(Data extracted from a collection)

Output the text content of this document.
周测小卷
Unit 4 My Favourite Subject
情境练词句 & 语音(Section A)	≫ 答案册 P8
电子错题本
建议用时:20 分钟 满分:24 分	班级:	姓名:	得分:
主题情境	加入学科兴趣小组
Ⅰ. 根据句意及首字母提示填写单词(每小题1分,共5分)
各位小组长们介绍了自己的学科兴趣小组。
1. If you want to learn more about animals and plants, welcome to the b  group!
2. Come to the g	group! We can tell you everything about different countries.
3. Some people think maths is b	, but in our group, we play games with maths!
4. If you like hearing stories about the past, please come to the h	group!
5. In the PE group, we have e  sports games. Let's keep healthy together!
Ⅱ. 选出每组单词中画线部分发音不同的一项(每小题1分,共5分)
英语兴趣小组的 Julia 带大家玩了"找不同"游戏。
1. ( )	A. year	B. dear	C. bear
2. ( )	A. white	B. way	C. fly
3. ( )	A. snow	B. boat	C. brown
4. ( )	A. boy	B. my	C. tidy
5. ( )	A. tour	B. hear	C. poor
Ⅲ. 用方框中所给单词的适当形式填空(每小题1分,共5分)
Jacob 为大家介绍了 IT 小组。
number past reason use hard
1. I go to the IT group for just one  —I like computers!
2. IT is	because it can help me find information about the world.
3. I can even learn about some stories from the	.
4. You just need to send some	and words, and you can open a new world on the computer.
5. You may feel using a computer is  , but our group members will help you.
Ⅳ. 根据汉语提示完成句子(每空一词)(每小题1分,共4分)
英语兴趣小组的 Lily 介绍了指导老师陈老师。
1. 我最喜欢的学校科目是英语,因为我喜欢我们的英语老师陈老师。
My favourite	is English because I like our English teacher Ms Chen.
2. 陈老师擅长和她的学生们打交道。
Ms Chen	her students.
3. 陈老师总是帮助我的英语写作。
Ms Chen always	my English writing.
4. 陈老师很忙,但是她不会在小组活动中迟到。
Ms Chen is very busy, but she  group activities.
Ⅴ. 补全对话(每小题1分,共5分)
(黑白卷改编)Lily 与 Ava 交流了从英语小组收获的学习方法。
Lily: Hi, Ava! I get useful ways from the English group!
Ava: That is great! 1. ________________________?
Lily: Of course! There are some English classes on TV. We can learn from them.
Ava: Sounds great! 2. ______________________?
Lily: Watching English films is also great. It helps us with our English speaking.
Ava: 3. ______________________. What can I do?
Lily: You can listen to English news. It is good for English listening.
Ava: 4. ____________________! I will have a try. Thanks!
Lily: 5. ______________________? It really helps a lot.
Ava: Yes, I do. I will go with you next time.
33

Short exercise: In the records above, find each line with the word "great" and copy it.

Full solution:
Ava: That is great! 1. ________________________?
Ava: Sounds great! 2. ______________________?
Lily: Watching English films is also great. It helps us with our English speaking.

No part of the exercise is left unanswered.